Records from a collection:
====

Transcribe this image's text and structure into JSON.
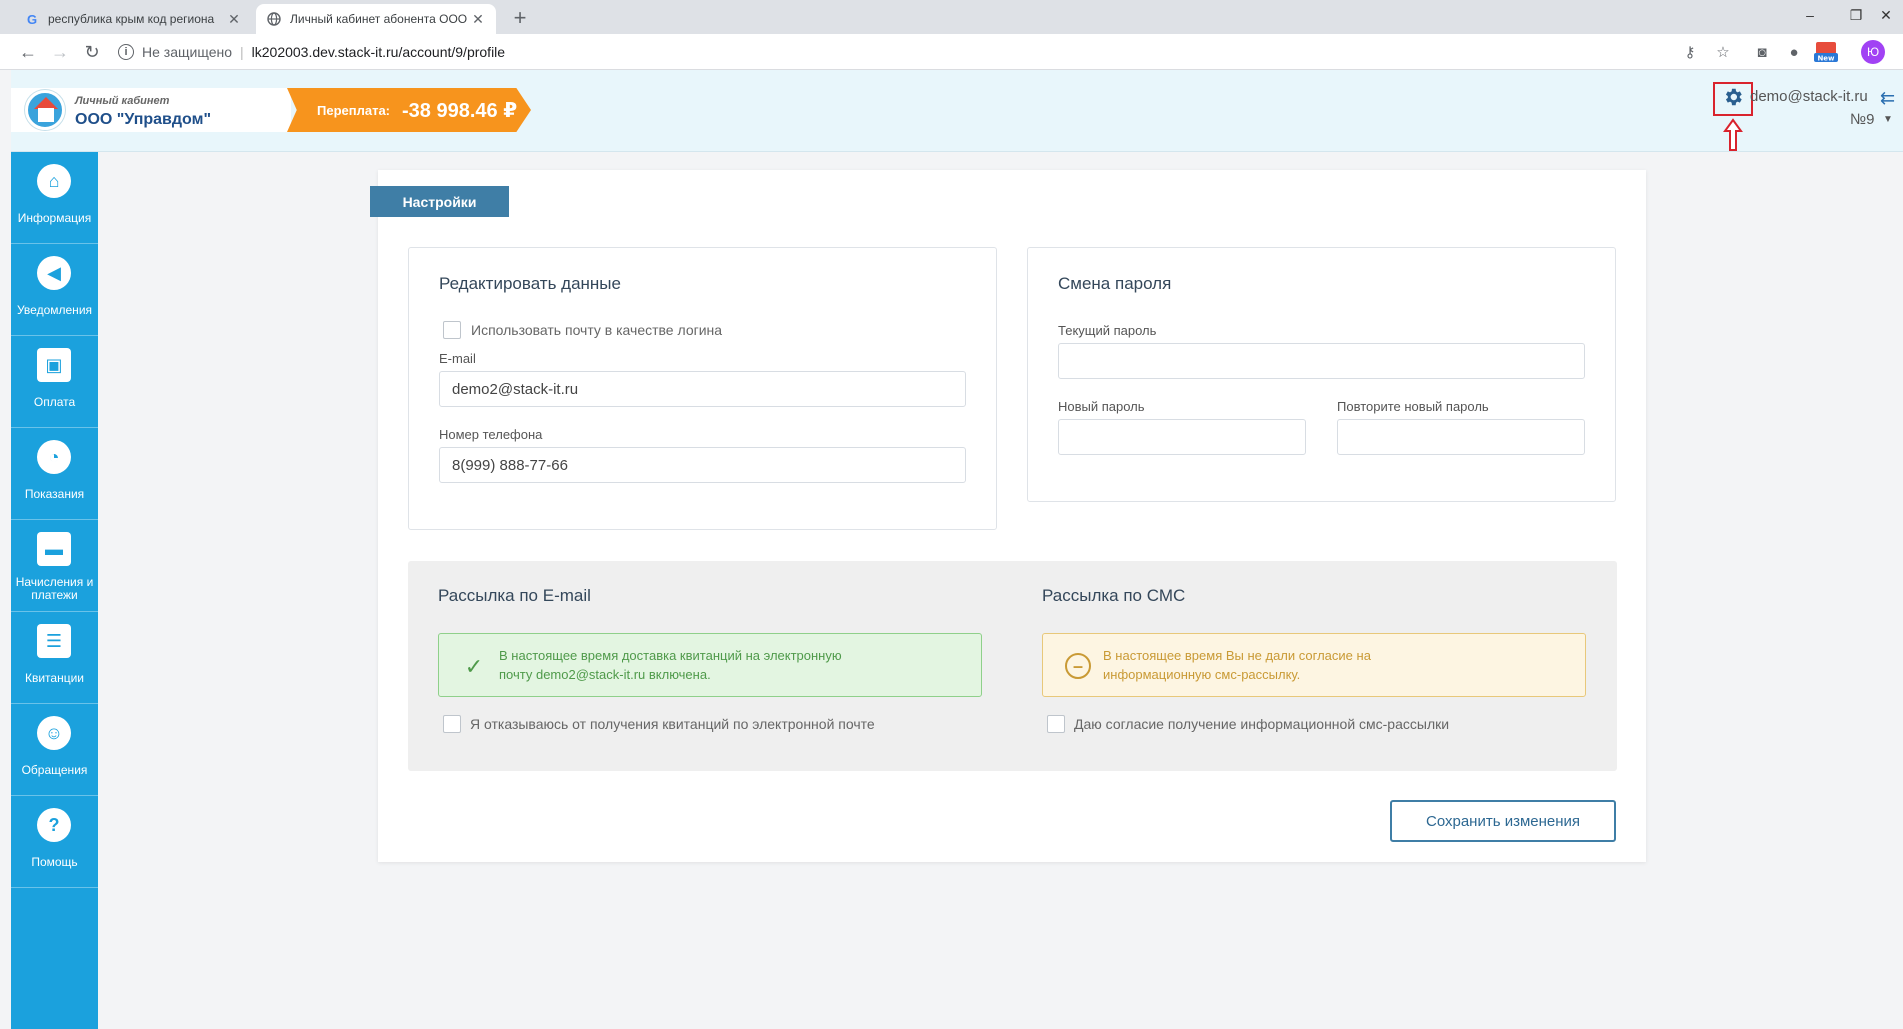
{
  "browser": {
    "tabs": [
      {
        "title": "республика крым код региона",
        "favicon": "google-icon",
        "active": false
      },
      {
        "title": "Личный кабинет абонента ООО",
        "favicon": "globe-icon",
        "active": true
      }
    ],
    "new_tab": "+",
    "security_text": "Не защищено",
    "url": "lk202003.dev.stack-it.ru/account/9/profile",
    "profile_initial": "Ю",
    "ext_badge": "New"
  },
  "header": {
    "brand_subtitle": "Личный кабинет",
    "brand_name": "ООО \"Управдом\"",
    "overpay_label": "Переплата:",
    "overpay_value": "-38 998.46 ₽",
    "user_email": "demo@stack-it.ru",
    "account_number": "№9"
  },
  "sidebar": {
    "items": [
      {
        "label": "Информация",
        "icon": "home-icon"
      },
      {
        "label": "Уведомления",
        "icon": "megaphone-icon"
      },
      {
        "label": "Оплата",
        "icon": "wallet-icon"
      },
      {
        "label": "Показания",
        "icon": "meter-icon"
      },
      {
        "label": "Начисления и платежи",
        "icon": "card-icon"
      },
      {
        "label": "Квитанции",
        "icon": "receipt-icon"
      },
      {
        "label": "Обращения",
        "icon": "user-chat-icon"
      },
      {
        "label": "Помощь",
        "icon": "help-icon"
      }
    ]
  },
  "settings": {
    "tab_label": "Настройки",
    "edit": {
      "title": "Редактировать данные",
      "use_email_login": "Использовать почту в качестве логина",
      "email_label": "E-mail",
      "email_value": "demo2@stack-it.ru",
      "phone_label": "Номер телефона",
      "phone_value": "8(999) 888-77-66"
    },
    "password": {
      "title": "Смена пароля",
      "current_label": "Текущий пароль",
      "new_label": "Новый пароль",
      "repeat_label": "Повторите новый пароль"
    },
    "email_mailing": {
      "title": "Рассылка по E-mail",
      "status_line1": "В настоящее время доставка квитанций на электронную",
      "status_line2": "почту demo2@stack-it.ru включена.",
      "optout_label": "Я отказываюсь от получения квитанций по электронной почте"
    },
    "sms_mailing": {
      "title": "Рассылка по СМС",
      "status_line1": "В настоящее время Вы не дали согласие на",
      "status_line2": "информационную смс-рассылку.",
      "consent_label": "Даю согласие получение информационной смс-рассылки"
    },
    "save_label": "Сохранить изменения"
  },
  "colors": {
    "sidebar": "#1ba1dd",
    "accent": "#3f7ea6",
    "overpay": "#f7941d",
    "highlight": "#d9232d"
  }
}
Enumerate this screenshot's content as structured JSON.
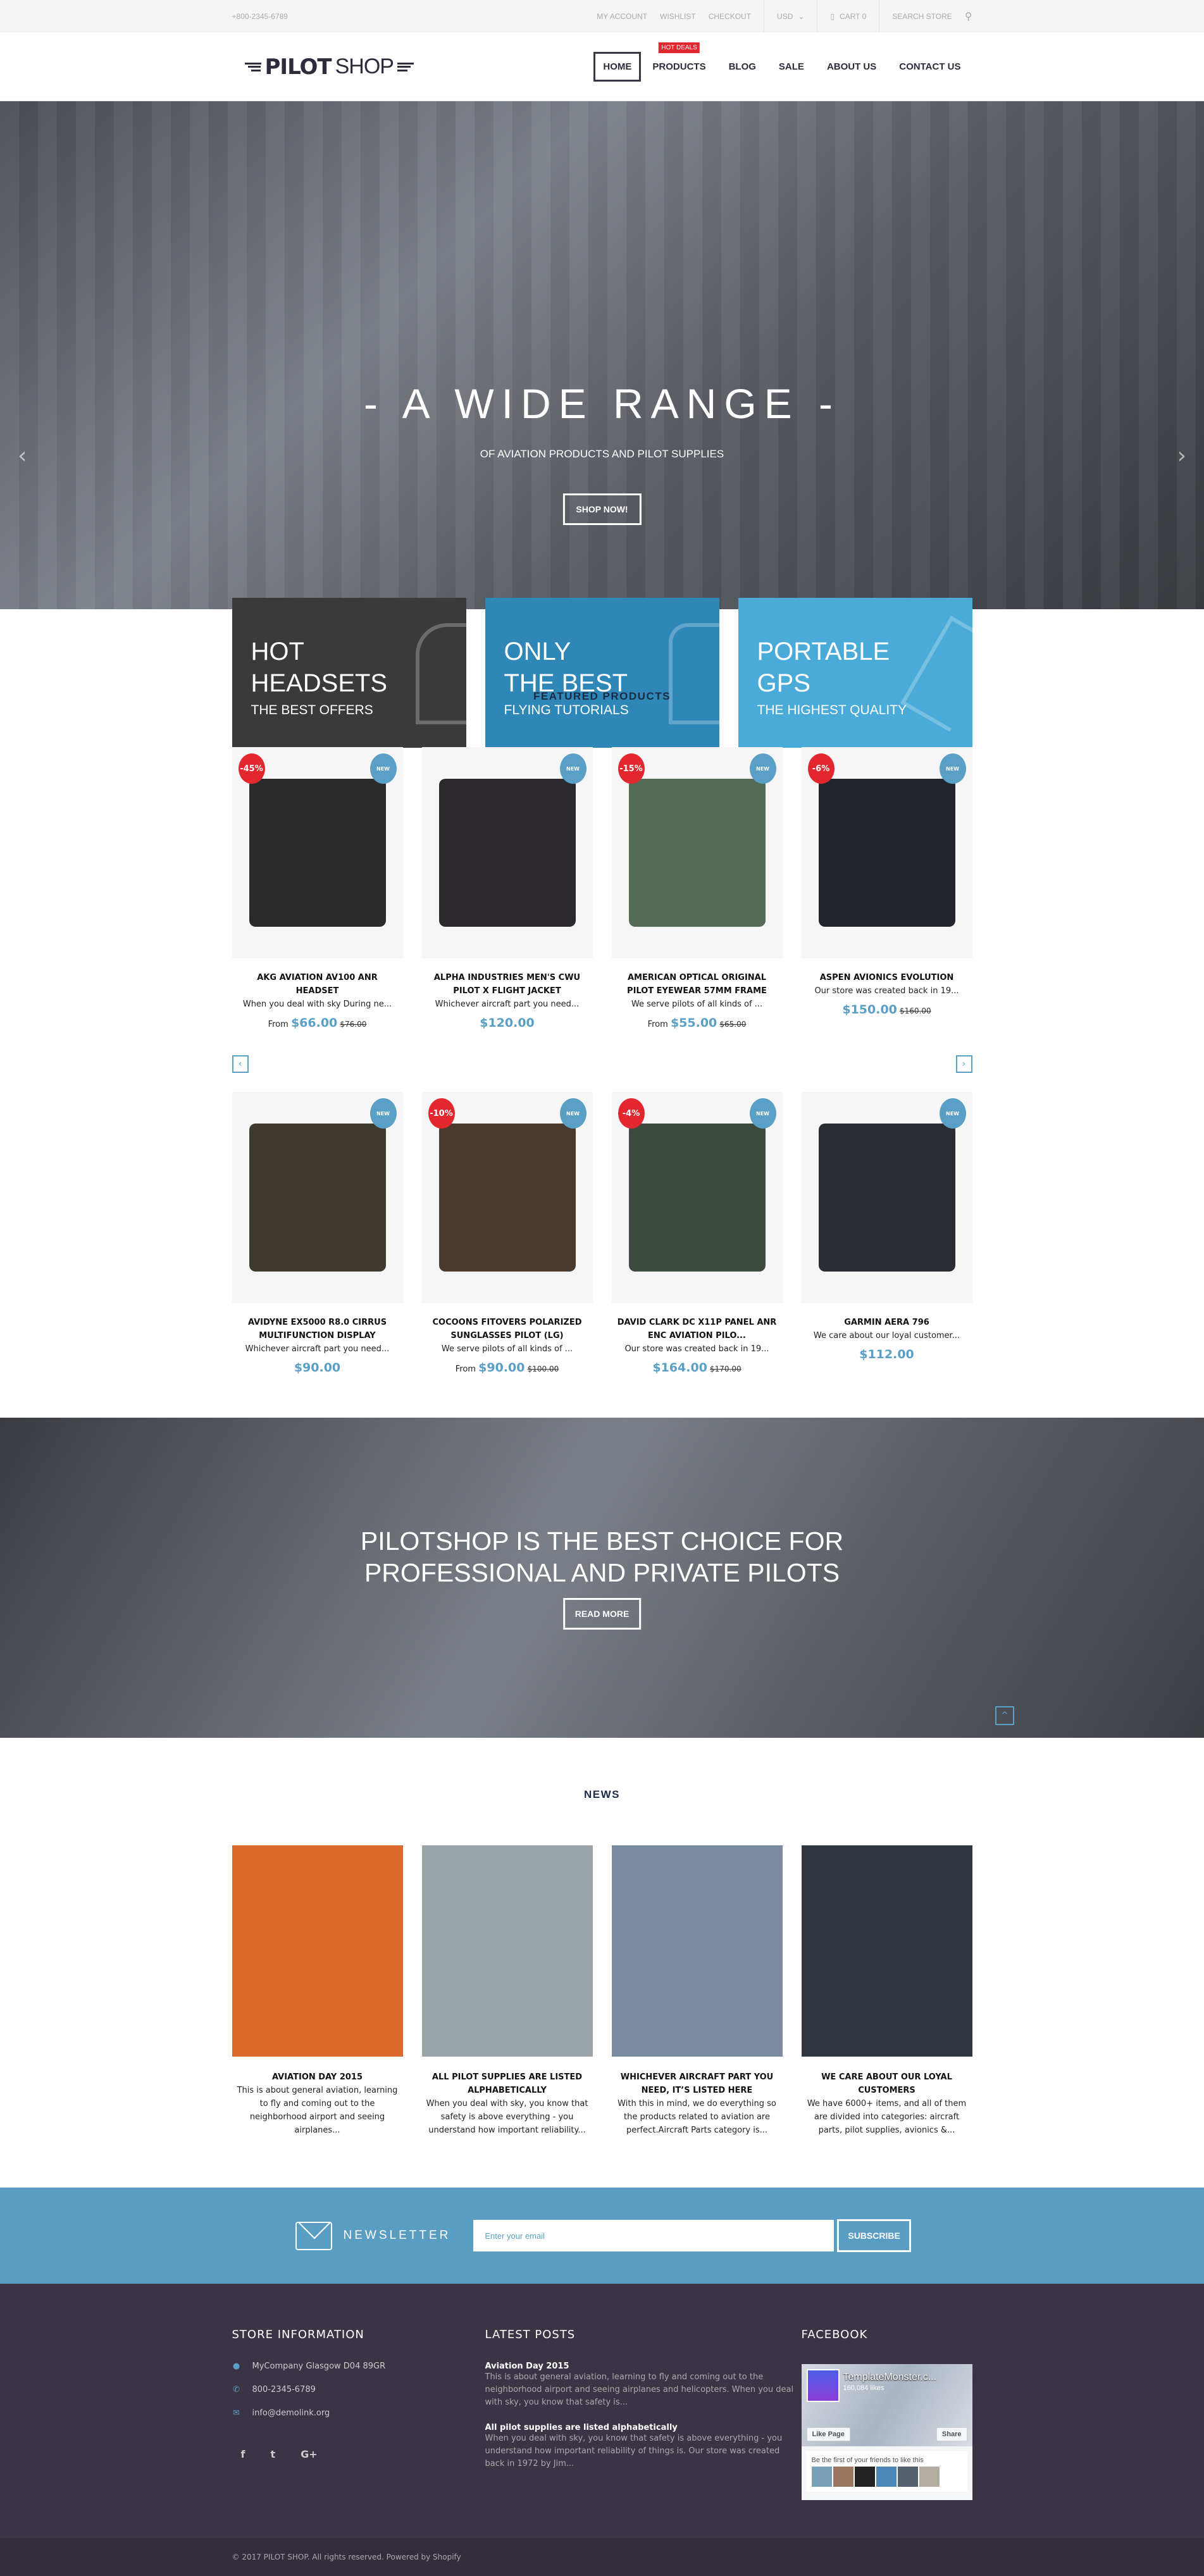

====

_WRITTEN PROBLEM_:
Lines that include the word "Личный" are to be extracted from the data above.

_TASK RESULT_:
        "title": "Личный кабинет абонента ООО",
    "brand_subtitle": "Личный кабинет",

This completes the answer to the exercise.